Extrait fourni ▸

----------

Les constructions engloutissent donc des sommes immenses d'argent. Pour se rendre compte de son immense richesse, il faut comparer son budget aux autres états de l'époque. Au début du XVe siècle, le budget de la ville de Venise toute seule, c'est-à-dire sans son empire, est de 750 000 ducats.
Le royaume de France à cette époque, certes en pleine guerre de 100 ans, peut en rassembler tout juste 1 million. Le budget de Venise égale celui de l'Espagne et presque celui de l'Angleterre et surpasse très largement le budget des autres villes italiennes. Si ces chiffres sont déjà colossaux, il faut y ajouter les revenus du reste de l'empire vénitien. Le total atteint 1,6 million de ducats, une somme bien supérieure aux millions français pour une population pourtant 10 fois moins nombreuse. Un dernier chiffre, lui aussi exceptionnel.
En 1423, 10 millions de ducats sont investis annuellement rien que dans le commerce. et avec un taux de profit extraordinaire de 40%, les Vénitiens s'enrichissent ainsi chaque année de 4 millions de ducats, soit 4 fois le budget français. Mais si la géographie a joué un rôle important dans le succès vénitien, il faut aussi reconnaître le mérite des marchands vénitiens qui ont su créer un modèle capitaliste efficace. Et si pour vous, capitalisme rime avec libéralisme, vous allez voir que ce modèle en est aux antipodes.
Le système vénitien est avant tout ultra centralisé. A Venise, seuls les citoyens vénitiens peuvent prendre part au commerce du Levant. Les autres nationalités, et notamment les marchands allemands, sont obligés de résider et d'entreposer leurs marchandises à la Fondaco d'Aiteleschi, dans le quartier d'affaires du Rialto. Ils vendent leurs marchandises et achètent celles des marchands vénitiens sous la supervision étroite des autorités. La République Sérénissime empêche aussi ses propres marchands de vendre leurs biens en Allemagne.
Toute importation ou exportation partant ou allant vers un territoire vénitien doit obligatoirement passer par Venise, même si cela oblige à un grand détour. Un navire vénitien partant de Chypre par exemple, pour se rendre en Angleterre, devra faire halte à Venise. Toutes ces mesures, anti-libérales, permettent de concentrer le négoce et les profits dans la ville même de Venise.
Elle crée cependant un système rigide dont se plaignent les marchands étrangers et est donc intrinsèquement très fragile. Pourtant, ce système peut déjà être considéré comme capitaliste, à l'image des galérés des mercato qui combinent l'interventionnisme étatique et les intérêts privés. Au début du XIVe siècle, Venise décide de faire voyager en convoi ses navires pour assurer plus facilement leur protection.

----------

Données fournies ▸

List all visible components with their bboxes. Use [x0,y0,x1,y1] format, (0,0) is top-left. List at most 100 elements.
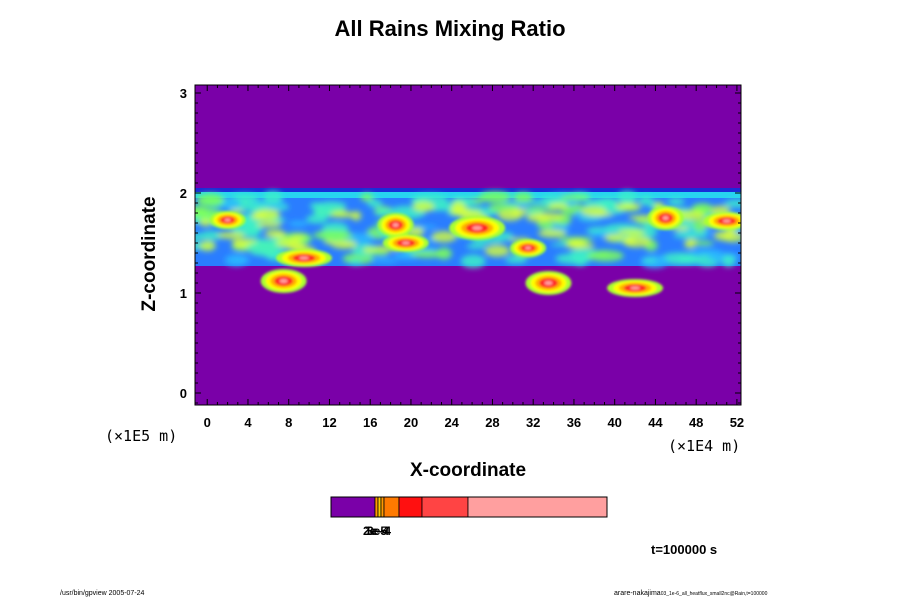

----------

Travail à faire ▸
A - Recopiez mot pour mot le passage du texte sur la richesse de Venise, de « Les constructions engloutissent » à « lui aussi exceptionnel. ».
B - Reprenez le texte sur la richesse de Venise juste après sa dernière phrase et poursuivez-le.

Résultats par tâche ▸
A -
Les constructions engloutissent donc des sommes immenses d'argent. Pour se rendre compte de son immense richesse, il faut comparer son budget aux autres états de l'époque. Au début du XVe siècle, le budget de la ville de Venise toute seule, c'est-à-dire sans son empire, est de 750 000 ducats.
Le royaume de France à cette époque, certes en pleine guerre de 100 ans, peut en rassembler tout juste 1 million. Le budget de Venise égale celui de l'Espagne et presque celui de l'Angleterre et surpasse très largement le budget des autres villes italiennes. Si ces chiffres sont déjà colossaux, il faut y ajouter les revenus du reste de l'empire vénitien. Le total atteint 1,6 million de ducats, une somme bien supérieure aux millions français pour une population pourtant 10 fois moins nombreuse. Un dernier chiffre, lui aussi exceptionnel.

B -
C'est l'État qui va centraliser le système en construisant lui-même dans son propre arsenal une flotte de navires de commerce. Le Sénat décide du nombre de navires à construire, des routes maritimes empruntées, du nombre de voyages annuels et surtout du prix de location des navires. Car l'État vénitien loue, en effet, via un système d'enchères, l'incanto, ses propres navires. L'État subventionne même ses convois dans les périodes économiques difficiles pour stimuler l'économie. Cette idée va fonctionner à merveille car les investisseurs ont ainsi moins d'argent à immobiliser dans la construction navale et peuvent ainsi réserver leur capitaux pour le commerce.
De plus... les coûts sont mutualisés et réduits, et les marchands vénitiens deviennent donc beaucoup plus compétitifs que leurs rivaux italiens. Les navires eux-mêmes forment une sorte d'entreprise par action.
Les bateaux sont divisés en 24 parts, les carats, lors de l'enchaire. Il y a ainsi plusieurs investisseurs pour un navire, ce qui répartit les risques et permet d'investir dans le commerce avec un plus petit capital. Bien souvent, de petits investisseurs, comme de simples artisans par exemple, se réunissent en association pour acheter un carat. et ainsi prendre leur part dans les bénéfices du commerce mondial.
Nous sommes cependant loin du système capitaliste actuel, car ces associations ne sont que de court terme, le temps du voyage du navire, c'est-à-dire pas plus d'une année le plus souvent. Un grand capital n'est donc jamais immobilisé bien longtemps, et surtout l'esprit capitaliste moderne ne s'y développe pas. Il n'y a pas formation de grandes entreprises privées, qu'on voit apparaître à la même époque à Florence, par exemple.
et très loin de ce que les Hollandais créeront deux siècles plus tard avec la compagnie des Indes orientales. Les Vénitiens se tournent peu vers les grandes expéditions lointaines, longues et coûteuses. Ils ne découvriront ni le Cap de Bonne Espérance, ni l'Amérique. Il faut comprendre que le système vénitien est fondamentalement conservateur, et Venise est en retard sur la plupart des innovations capitalistes. La ville utilisera, certes avec succès, les outils financiers modernes, comme la lettre de change, la monnaie d'or, la comptabilité à double entrée.
le transfert d'argent d'un compte bancaire à un autre, ou le système d'assurance maritime. Mais ce sont là des inventions génoises ou florentines, pas vénitiennes. Le système capitaliste vénitien, s'il est très efficace en son temps et participera à la fortune de la ville, n'est donc ni libéral, ni innovateur.
Au XVe siècle, la situation géopolitique va devenir peu à peu négative pour Venise. La fin du Moyen-Âge voit l'émergence de grands états territoriaux, comme l'Aragon ou la France. mais surtout l'Empire Ottoman.
En 1453, les Turcs conquièrent Constantinople. En 1475, ils ferment la route commerciale de la Mer Noire en capturant Caffa. En 1516-1517, ils occupent la Syrie et l'Égypte.
Et ils vont s'affirmer peu à peu comme une grande puissance maritime en Méditerranée. Pourtant, les Turcs ne seront pas les vrais responsables du déclin commercial de Venise. Istanbul prospère après la conquête turque, et les Ottomans acceptent de commercer avec Venise. malgré quelques conflits dont le plus célèbre reste en 1571 la bataille de l'Epente. En 1498, Vasco de Gama contourne le Cap de Bonne Espérance et ouvre une nouvelle voie maritime vers les richesses des Indes.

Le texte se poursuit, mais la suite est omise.